#### GIVEN REQUEST
Identify the lines that contain the word "Clear" and copy each one.

+ + + + + + +

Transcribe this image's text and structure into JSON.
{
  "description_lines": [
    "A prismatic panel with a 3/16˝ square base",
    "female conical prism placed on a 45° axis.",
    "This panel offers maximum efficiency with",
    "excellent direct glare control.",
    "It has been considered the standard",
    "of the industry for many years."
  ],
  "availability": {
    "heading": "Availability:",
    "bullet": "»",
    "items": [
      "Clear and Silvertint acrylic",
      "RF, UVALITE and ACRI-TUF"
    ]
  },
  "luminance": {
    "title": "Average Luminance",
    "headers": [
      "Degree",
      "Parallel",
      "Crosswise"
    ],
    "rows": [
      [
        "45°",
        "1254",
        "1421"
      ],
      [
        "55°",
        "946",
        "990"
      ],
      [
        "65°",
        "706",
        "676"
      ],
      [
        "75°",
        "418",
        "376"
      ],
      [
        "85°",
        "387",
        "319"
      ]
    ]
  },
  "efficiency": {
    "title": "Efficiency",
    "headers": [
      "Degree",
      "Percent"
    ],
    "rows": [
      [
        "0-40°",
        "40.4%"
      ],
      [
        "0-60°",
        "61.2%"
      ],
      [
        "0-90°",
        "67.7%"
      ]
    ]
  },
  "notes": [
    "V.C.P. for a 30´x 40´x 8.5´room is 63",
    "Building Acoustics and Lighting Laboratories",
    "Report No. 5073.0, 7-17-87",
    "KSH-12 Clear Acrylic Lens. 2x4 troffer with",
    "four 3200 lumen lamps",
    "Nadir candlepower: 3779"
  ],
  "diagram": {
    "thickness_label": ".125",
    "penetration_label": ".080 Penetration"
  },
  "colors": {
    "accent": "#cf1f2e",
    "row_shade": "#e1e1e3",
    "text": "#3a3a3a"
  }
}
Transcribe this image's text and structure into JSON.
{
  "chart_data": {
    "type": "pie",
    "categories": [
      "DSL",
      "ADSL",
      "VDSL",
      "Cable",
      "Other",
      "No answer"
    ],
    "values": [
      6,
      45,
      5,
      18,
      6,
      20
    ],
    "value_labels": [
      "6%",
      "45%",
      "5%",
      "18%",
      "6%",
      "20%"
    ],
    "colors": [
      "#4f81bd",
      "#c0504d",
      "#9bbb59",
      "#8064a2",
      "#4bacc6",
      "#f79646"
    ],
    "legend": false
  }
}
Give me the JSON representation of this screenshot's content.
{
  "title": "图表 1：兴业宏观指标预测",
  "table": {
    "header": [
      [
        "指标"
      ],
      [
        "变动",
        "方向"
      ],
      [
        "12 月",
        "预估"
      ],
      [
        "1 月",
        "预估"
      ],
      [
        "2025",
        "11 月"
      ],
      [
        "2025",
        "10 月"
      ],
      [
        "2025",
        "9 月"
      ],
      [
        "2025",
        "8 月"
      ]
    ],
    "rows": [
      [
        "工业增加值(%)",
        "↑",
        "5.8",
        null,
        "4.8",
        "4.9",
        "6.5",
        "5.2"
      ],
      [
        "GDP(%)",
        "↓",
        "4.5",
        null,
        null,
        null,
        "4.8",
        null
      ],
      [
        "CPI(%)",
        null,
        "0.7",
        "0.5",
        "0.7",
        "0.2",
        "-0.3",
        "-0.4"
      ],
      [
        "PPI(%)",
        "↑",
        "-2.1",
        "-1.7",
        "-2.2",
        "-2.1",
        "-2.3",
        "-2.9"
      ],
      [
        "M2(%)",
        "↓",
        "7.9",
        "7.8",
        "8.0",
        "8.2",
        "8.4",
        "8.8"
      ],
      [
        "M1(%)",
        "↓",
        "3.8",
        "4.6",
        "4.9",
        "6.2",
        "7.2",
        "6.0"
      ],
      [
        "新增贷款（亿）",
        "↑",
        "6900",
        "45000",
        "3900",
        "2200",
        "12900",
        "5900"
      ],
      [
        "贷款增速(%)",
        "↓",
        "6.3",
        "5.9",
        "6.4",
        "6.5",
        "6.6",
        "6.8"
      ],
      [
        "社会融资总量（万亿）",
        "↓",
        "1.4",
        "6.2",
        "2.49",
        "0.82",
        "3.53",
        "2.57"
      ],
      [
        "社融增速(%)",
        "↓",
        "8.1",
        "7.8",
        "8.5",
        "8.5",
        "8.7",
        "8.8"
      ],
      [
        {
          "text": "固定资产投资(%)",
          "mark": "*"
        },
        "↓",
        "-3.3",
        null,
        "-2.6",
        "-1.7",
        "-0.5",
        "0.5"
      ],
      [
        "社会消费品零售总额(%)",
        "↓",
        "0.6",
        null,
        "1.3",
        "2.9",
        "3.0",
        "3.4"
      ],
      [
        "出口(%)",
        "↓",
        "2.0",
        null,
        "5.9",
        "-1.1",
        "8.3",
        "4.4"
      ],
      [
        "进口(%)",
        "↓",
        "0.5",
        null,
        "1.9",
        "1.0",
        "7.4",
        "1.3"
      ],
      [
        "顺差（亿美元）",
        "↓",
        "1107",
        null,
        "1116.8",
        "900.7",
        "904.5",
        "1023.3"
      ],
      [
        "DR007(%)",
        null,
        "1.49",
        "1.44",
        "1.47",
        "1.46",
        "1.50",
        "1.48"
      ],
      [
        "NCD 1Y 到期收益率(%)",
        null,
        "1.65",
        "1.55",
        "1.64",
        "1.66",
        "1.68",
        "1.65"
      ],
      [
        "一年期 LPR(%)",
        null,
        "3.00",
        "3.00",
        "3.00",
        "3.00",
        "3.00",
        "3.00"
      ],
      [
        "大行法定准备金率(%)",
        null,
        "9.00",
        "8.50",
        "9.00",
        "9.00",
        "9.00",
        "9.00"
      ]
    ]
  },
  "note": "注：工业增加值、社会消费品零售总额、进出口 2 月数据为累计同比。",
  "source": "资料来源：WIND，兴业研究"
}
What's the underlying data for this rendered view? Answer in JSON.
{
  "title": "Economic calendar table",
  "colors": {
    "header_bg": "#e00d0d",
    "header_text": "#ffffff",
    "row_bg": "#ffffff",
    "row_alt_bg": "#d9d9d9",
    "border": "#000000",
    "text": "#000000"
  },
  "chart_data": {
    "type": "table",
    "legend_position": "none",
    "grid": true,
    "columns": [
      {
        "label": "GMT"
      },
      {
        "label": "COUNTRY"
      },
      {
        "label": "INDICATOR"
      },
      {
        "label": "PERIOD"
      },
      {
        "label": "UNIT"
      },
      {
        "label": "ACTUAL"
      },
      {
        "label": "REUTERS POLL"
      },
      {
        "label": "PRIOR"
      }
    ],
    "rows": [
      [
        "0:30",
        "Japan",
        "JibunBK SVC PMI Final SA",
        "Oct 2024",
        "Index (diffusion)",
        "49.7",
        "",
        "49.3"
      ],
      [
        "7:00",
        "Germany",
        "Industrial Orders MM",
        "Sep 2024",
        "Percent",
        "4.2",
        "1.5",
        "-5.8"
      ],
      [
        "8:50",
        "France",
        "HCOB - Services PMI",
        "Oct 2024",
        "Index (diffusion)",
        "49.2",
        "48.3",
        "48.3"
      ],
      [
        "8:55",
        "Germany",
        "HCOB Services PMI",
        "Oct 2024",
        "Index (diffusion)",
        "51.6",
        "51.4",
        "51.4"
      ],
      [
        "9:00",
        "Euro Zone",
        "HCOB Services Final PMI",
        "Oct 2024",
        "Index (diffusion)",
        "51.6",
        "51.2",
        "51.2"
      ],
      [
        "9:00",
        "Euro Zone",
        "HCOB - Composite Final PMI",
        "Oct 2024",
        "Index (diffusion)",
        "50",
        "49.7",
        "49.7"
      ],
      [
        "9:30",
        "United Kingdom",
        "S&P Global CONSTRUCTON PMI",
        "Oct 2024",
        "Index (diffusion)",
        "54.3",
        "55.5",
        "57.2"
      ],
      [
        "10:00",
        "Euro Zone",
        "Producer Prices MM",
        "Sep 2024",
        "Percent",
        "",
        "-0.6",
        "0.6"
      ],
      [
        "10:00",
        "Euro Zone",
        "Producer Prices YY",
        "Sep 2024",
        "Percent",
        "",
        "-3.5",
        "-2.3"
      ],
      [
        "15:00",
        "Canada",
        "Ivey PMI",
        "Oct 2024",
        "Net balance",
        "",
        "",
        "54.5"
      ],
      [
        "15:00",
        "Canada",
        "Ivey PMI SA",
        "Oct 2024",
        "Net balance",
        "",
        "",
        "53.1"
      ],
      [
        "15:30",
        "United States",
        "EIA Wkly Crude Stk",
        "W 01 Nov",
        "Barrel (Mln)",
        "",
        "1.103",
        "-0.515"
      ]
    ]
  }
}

+ + + + + + +

#### CORRECT RESPONSE
      "Clear and Silvertint acrylic",
    "KSH-12 Clear Acrylic Lens. 2x4 troffer with",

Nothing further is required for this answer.